>>>

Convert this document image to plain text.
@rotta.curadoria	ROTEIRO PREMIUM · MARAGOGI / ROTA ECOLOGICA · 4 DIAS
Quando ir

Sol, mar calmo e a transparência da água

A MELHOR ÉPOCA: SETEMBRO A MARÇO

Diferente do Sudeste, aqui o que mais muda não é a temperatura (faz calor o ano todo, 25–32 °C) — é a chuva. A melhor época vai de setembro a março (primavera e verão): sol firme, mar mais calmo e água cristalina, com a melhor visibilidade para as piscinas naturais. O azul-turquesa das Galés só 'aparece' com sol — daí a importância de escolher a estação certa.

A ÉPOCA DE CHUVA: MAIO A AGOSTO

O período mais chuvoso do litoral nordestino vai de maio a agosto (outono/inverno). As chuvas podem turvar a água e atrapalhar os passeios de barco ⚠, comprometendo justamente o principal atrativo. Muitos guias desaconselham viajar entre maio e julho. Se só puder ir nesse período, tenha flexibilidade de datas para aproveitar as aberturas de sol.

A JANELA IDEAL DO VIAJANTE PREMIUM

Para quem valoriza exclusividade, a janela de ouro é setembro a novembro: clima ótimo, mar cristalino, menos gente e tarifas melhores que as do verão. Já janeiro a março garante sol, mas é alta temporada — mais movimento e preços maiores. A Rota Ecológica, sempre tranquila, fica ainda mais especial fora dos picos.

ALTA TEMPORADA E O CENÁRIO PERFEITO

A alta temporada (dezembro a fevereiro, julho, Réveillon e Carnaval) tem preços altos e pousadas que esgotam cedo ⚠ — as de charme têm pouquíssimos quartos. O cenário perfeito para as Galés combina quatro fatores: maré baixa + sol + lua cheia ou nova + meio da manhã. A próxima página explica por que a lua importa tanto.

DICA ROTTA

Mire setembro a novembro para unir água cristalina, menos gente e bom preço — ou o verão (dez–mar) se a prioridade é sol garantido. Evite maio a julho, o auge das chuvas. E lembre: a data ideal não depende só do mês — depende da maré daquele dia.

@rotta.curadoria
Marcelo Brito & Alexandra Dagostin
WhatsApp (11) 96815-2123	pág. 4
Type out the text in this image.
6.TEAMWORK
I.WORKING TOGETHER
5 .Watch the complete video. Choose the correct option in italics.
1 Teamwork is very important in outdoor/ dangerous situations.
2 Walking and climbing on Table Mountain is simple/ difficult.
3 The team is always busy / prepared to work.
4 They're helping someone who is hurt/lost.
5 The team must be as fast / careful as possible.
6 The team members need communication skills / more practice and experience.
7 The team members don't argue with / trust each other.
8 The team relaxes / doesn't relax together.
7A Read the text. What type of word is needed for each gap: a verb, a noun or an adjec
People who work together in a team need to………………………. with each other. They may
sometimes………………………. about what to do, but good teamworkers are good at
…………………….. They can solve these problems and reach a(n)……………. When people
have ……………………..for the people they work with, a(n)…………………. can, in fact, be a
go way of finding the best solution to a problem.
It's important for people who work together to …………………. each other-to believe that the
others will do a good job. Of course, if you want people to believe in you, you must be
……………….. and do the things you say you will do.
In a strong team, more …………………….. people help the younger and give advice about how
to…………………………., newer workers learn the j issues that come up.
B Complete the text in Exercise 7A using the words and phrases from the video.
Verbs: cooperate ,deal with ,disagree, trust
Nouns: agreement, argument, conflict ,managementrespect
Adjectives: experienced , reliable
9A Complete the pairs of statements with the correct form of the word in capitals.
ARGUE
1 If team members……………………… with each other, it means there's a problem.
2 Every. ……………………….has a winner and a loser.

<<<

- [PROBLEM TO WORK ON]
Extract the listing in its entirety, matching it exactly.

- [ANSWER TO THE EXERCISE]
Convert this document image to plain text.
@rotta.curadoria	ROTEIRO PREMIUM · MARAGOGI / ROTA ECOLOGICA · 4 DIAS
Quando ir

Sol, mar calmo e a transparência da água

A MELHOR ÉPOCA: SETEMBRO A MARÇO

Diferente do Sudeste, aqui o que mais muda não é a temperatura (faz calor o ano todo, 25–32 °C) — é a chuva. A melhor época vai de setembro a março (primavera e verão): sol firme, mar mais calmo e água cristalina, com a melhor visibilidade para as piscinas naturais. O azul-turquesa das Galés só 'aparece' com sol — daí a importância de escolher a estação certa.

A ÉPOCA DE CHUVA: MAIO A AGOSTO

O período mais chuvoso do litoral nordestino vai de maio a agosto (outono/inverno). As chuvas podem turvar a água e atrapalhar os passeios de barco ⚠, comprometendo justamente o principal atrativo. Muitos guias desaconselham viajar entre maio e julho. Se só puder ir nesse período, tenha flexibilidade de datas para aproveitar as aberturas de sol.

A JANELA IDEAL DO VIAJANTE PREMIUM

Para quem valoriza exclusividade, a janela de ouro é setembro a novembro: clima ótimo, mar cristalino, menos gente e tarifas melhores que as do verão. Já janeiro a março garante sol, mas é alta temporada — mais movimento e preços maiores. A Rota Ecológica, sempre tranquila, fica ainda mais especial fora dos picos.

ALTA TEMPORADA E O CENÁRIO PERFEITO

A alta temporada (dezembro a fevereiro, julho, Réveillon e Carnaval) tem preços altos e pousadas que esgotam cedo ⚠ — as de charme têm pouquíssimos quartos. O cenário perfeito para as Galés combina quatro fatores: maré baixa + sol + lua cheia ou nova + meio da manhã. A próxima página explica por que a lua importa tanto.

DICA ROTTA

Mire setembro a novembro para unir água cristalina, menos gente e bom preço — ou o verão (dez–mar) se a prioridade é sol garantido. Evite maio a julho, o auge das chuvas. E lembre: a data ideal não depende só do mês — depende da maré daquele dia.

@rotta.curadoria
Marcelo Brito & Alexandra Dagostin
WhatsApp (11) 96815-2123	pág. 4
Type out the text in this image.
6.TEAMWORK
I.WORKING TOGETHER
5 .Watch the complete video. Choose the correct option in italics.
1 Teamwork is very important in outdoor/ dangerous situations.
2 Walking and climbing on Table Mountain is simple/ difficult.
3 The team is always busy / prepared to work.
4 They're helping someone who is hurt/lost.
5 The team must be as fast / careful as possible.
6 The team members need communication skills / more practice and experience.
7 The team members don't argue with / trust each other.
8 The team relaxes / doesn't relax together.
7A Read the text. What type of word is needed for each gap: a verb, a noun or an adjec
People who work together in a team need to………………………. with each other. They may
sometimes………………………. about what to do, but good teamworkers are good at
…………………….. They can solve these problems and reach a(n)……………. When people
have ……………………..for the people they work with, a(n)…………………. can, in fact, be a
go way of finding the best solution to a problem.
It's important for people who work together to …………………. each other-to believe that the
others will do a good job. Of course, if you want people to believe in you, you must be
……………….. and do the things you say you will do.
In a strong team, more …………………….. people help the younger and give advice about how
to…………………………., newer workers learn the j issues that come up.
B Complete the text in Exercise 7A using the words and phrases from the video.
Verbs: cooperate ,deal with ,disagree, trust
Nouns: agreement, argument, conflict ,managementrespect
Adjectives: experienced , reliable
9A Complete the pairs of statements with the correct form of the word in capitals.
ARGUE
1 If team members……………………… with each other, it means there's a problem.
2 Every. ……………………….has a winner and a loser.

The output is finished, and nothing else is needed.